* begin Materials provided *
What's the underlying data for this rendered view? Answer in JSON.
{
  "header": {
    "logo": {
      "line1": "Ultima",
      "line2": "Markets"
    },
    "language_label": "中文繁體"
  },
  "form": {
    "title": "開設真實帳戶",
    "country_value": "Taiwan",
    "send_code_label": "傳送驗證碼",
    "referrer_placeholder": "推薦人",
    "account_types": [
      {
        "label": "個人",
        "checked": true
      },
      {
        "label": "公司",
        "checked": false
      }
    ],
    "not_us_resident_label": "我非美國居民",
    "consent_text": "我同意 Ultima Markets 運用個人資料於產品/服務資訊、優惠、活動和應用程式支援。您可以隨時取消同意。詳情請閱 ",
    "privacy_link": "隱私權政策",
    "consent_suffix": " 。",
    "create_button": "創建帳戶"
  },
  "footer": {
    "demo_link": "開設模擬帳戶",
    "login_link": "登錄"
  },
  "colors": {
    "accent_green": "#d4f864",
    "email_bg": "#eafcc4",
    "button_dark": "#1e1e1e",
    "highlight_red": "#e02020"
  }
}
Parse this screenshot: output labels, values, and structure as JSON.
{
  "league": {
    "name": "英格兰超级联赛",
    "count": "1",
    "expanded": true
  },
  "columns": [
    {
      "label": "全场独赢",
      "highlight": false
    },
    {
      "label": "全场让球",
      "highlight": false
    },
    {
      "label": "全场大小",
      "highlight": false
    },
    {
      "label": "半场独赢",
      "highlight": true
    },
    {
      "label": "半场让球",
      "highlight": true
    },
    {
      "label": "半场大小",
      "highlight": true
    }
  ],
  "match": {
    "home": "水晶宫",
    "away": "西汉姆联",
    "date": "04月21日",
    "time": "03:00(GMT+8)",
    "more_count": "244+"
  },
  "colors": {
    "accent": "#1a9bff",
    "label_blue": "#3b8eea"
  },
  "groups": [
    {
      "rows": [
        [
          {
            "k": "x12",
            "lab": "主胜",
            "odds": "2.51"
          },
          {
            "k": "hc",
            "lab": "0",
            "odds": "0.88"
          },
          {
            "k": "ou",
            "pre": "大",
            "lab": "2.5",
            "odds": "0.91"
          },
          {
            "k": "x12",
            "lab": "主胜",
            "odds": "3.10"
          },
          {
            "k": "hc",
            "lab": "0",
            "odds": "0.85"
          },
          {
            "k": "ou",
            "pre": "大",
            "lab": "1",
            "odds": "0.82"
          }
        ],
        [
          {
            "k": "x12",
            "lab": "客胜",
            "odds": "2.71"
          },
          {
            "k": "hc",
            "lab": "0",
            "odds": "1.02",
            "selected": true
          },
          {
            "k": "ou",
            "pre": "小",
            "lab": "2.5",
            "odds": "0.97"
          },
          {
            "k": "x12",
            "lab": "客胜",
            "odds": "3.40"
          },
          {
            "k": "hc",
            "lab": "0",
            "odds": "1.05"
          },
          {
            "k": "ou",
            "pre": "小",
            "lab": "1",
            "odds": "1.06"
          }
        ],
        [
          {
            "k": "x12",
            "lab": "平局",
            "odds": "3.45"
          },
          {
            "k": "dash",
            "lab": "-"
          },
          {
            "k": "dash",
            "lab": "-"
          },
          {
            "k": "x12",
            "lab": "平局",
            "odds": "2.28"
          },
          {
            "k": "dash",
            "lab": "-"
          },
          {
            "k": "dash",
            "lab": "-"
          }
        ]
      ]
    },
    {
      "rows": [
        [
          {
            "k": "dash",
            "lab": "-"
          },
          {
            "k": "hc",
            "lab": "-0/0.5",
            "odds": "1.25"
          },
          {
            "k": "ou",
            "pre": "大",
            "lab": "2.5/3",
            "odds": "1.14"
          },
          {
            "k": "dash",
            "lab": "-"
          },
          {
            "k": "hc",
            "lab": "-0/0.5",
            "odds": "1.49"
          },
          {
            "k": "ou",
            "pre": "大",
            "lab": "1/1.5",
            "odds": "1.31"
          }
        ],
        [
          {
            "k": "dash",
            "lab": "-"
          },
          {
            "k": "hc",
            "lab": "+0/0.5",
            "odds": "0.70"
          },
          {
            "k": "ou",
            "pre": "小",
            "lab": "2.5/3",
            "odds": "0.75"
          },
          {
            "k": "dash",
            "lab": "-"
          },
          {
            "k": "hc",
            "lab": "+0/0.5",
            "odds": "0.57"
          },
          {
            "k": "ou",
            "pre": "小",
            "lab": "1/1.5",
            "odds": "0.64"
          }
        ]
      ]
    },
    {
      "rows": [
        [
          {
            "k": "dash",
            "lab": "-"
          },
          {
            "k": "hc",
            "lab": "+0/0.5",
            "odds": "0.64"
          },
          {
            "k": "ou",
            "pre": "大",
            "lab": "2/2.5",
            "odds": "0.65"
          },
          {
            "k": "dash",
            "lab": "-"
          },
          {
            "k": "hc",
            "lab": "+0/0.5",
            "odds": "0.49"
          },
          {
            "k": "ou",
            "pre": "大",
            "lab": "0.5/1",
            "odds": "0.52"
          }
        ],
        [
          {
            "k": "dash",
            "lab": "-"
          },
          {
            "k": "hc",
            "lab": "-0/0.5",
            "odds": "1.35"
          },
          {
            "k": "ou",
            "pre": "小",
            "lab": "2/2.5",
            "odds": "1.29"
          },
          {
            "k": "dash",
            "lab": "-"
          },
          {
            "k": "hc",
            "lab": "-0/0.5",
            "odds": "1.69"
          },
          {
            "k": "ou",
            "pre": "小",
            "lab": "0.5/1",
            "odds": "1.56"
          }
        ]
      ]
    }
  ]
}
* end Materials provided *
• _Problem requirements_: Retype the material above, line by line, exactly.

• _Result of the exercise_:
What's the underlying data for this rendered view? Answer in JSON.
{
  "header": {
    "logo": {
      "line1": "Ultima",
      "line2": "Markets"
    },
    "language_label": "中文繁體"
  },
  "form": {
    "title": "開設真實帳戶",
    "country_value": "Taiwan",
    "send_code_label": "傳送驗證碼",
    "referrer_placeholder": "推薦人",
    "account_types": [
      {
        "label": "個人",
        "checked": true
      },
      {
        "label": "公司",
        "checked": false
      }
    ],
    "not_us_resident_label": "我非美國居民",
    "consent_text": "我同意 Ultima Markets 運用個人資料於產品/服務資訊、優惠、活動和應用程式支援。您可以隨時取消同意。詳情請閱 ",
    "privacy_link": "隱私權政策",
    "consent_suffix": " 。",
    "create_button": "創建帳戶"
  },
  "footer": {
    "demo_link": "開設模擬帳戶",
    "login_link": "登錄"
  },
  "colors": {
    "accent_green": "#d4f864",
    "email_bg": "#eafcc4",
    "button_dark": "#1e1e1e",
    "highlight_red": "#e02020"
  }
}
Parse this screenshot: output labels, values, and structure as JSON.
{
  "league": {
    "name": "英格兰超级联赛",
    "count": "1",
    "expanded": true
  },
  "columns": [
    {
      "label": "全场独赢",
      "highlight": false
    },
    {
      "label": "全场让球",
      "highlight": false
    },
    {
      "label": "全场大小",
      "highlight": false
    },
    {
      "label": "半场独赢",
      "highlight": true
    },
    {
      "label": "半场让球",
      "highlight": true
    },
    {
      "label": "半场大小",
      "highlight": true
    }
  ],
  "match": {
    "home": "水晶宫",
    "away": "西汉姆联",
    "date": "04月21日",
    "time": "03:00(GMT+8)",
    "more_count": "244+"
  },
  "colors": {
    "accent": "#1a9bff",
    "label_blue": "#3b8eea"
  },
  "groups": [
    {
      "rows": [
        [
          {
            "k": "x12",
            "lab": "主胜",
            "odds": "2.51"
          },
          {
            "k": "hc",
            "lab": "0",
            "odds": "0.88"
          },
          {
            "k": "ou",
            "pre": "大",
            "lab": "2.5",
            "odds": "0.91"
          },
          {
            "k": "x12",
            "lab": "主胜",
            "odds": "3.10"
          },
          {
            "k": "hc",
            "lab": "0",
            "odds": "0.85"
          },
          {
            "k": "ou",
            "pre": "大",
            "lab": "1",
            "odds": "0.82"
          }
        ],
        [
          {
            "k": "x12",
            "lab": "客胜",
            "odds": "2.71"
          },
          {
            "k": "hc",
            "lab": "0",
            "odds": "1.02",
            "selected": true
          },
          {
            "k": "ou",
            "pre": "小",
            "lab": "2.5",
            "odds": "0.97"
          },
          {
            "k": "x12",
            "lab": "客胜",
            "odds": "3.40"
          },
          {
            "k": "hc",
            "lab": "0",
            "odds": "1.05"
          },
          {
            "k": "ou",
            "pre": "小",
            "lab": "1",
            "odds": "1.06"
          }
        ],
        [
          {
            "k": "x12",
            "lab": "平局",
            "odds": "3.45"
          },
          {
            "k": "dash",
            "lab": "-"
          },
          {
            "k": "dash",
            "lab": "-"
          },
          {
            "k": "x12",
            "lab": "平局",
            "odds": "2.28"
          },
          {
            "k": "dash",
            "lab": "-"
          },
          {
            "k": "dash",
            "lab": "-"
          }
        ]
      ]
    },
    {
      "rows": [
        [
          {
            "k": "dash",
            "lab": "-"
          },
          {
            "k": "hc",
            "lab": "-0/0.5",
            "odds": "1.25"
          },
          {
            "k": "ou",
            "pre": "大",
            "lab": "2.5/3",
            "odds": "1.14"
          },
          {
            "k": "dash",
            "lab": "-"
          },
          {
            "k": "hc",
            "lab": "-0/0.5",
            "odds": "1.49"
          },
          {
            "k": "ou",
            "pre": "大",
            "lab": "1/1.5",
            "odds": "1.31"
          }
        ],
        [
          {
            "k": "dash",
            "lab": "-"
          },
          {
            "k": "hc",
            "lab": "+0/0.5",
            "odds": "0.70"
          },
          {
            "k": "ou",
            "pre": "小",
            "lab": "2.5/3",
            "odds": "0.75"
          },
          {
            "k": "dash",
            "lab": "-"
          },
          {
            "k": "hc",
            "lab": "+0/0.5",
            "odds": "0.57"
          },
          {
            "k": "ou",
            "pre": "小",
            "lab": "1/1.5",
            "odds": "0.64"
          }
        ]
      ]
    },
    {
      "rows": [
        [
          {
            "k": "dash",
            "lab": "-"
          },
          {
            "k": "hc",
            "lab": "+0/0.5",
            "odds": "0.64"
          },
          {
            "k": "ou",
            "pre": "大",
            "lab": "2/2.5",
            "odds": "0.65"
          },
          {
            "k": "dash",
            "lab": "-"
          },
          {
            "k": "hc",
            "lab": "+0/0.5",
            "odds": "0.49"
          },
          {
            "k": "ou",
            "pre": "大",
            "lab": "0.5/1",
            "odds": "0.52"
          }
        ],
        [
          {
            "k": "dash",
            "lab": "-"
          },
          {
            "k": "hc",
            "lab": "-0/0.5",
            "odds": "1.35"
          },
          {
            "k": "ou",
            "pre": "小",
            "lab": "2/2.5",
            "odds": "1.29"
          },
          {
            "k": "dash",
            "lab": "-"
          },
          {
            "k": "hc",
            "lab": "-0/0.5",
            "odds": "1.69"
          },
          {
            "k": "ou",
            "pre": "小",
            "lab": "0.5/1",
            "odds": "1.56"
          }
        ]
      ]
    }
  ]
}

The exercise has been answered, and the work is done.